We examined the expression of EBER in these 111 cases and found that 62 cases had positive expressions of EBER, comprising 55.9% (62/111). In terms of NKTCL, EBER was positively expressed in all 40 cases, with a positivity rate of 100%. In the HL cases, 75.9% of patients (22/29) showed a positive expression of EBER. In contrast, a negative expression of EBER was observed in the DLBCL and ALCL cases (Fig. 2).

Figure 2.

In situ hybridization of EBV-encoded RNA of lymphoma tissues. (A) NK/T-cell lymphoma. (B) Hodgkin’s lymphoma. (C) Diffuse large B-cell lymphoma. (D) Anaplastic large cell lymphoma.

Figure 3.

Immunohistochemistry of neuropilin-1 of reactive hyperplasia of lymph node and lymphoma tissues. (A) Reactive hyperplasia of lymph node. (B) NK/T-cell lymphoma. (C) Hodgkin’s lymphoma. (D) Diffuse large B-cell lymphoma. (E) Anaplastic large cell lymphoma.

Figure 4.

Immunohistochemistry of VEGF165, VEGFR-2, LMP-1, Ki67, and CD34 of lymphoma tissues. (A) VEGF165. (B) VEGFR-2. (C) LMP-1. (D) Ki67. (E) CD34.

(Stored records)

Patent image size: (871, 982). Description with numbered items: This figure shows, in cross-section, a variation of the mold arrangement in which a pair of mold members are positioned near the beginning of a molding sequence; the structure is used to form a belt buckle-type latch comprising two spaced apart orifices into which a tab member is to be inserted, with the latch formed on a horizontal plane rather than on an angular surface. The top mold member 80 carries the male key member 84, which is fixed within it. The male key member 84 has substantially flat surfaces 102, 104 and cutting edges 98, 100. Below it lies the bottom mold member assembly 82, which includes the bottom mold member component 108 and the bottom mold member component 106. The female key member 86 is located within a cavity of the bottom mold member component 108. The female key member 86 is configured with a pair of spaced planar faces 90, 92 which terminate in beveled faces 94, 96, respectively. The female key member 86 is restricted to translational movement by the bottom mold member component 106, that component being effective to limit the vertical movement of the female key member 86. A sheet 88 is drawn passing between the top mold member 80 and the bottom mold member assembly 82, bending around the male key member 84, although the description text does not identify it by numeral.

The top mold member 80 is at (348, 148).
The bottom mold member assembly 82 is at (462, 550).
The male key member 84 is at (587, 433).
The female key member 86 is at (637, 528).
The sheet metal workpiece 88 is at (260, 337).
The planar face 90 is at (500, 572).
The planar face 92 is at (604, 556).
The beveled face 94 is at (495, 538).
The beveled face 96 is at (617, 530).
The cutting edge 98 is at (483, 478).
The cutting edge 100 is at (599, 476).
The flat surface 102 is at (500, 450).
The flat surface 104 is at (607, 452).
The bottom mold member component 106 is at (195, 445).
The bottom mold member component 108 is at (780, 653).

> _The task_
In the passage on EBER expression in lymphoma, what share of the Hodgkin's lymphoma cases showed a positive expression of EBER?

> _Expected answer_
75.9% (22 of 29 patients)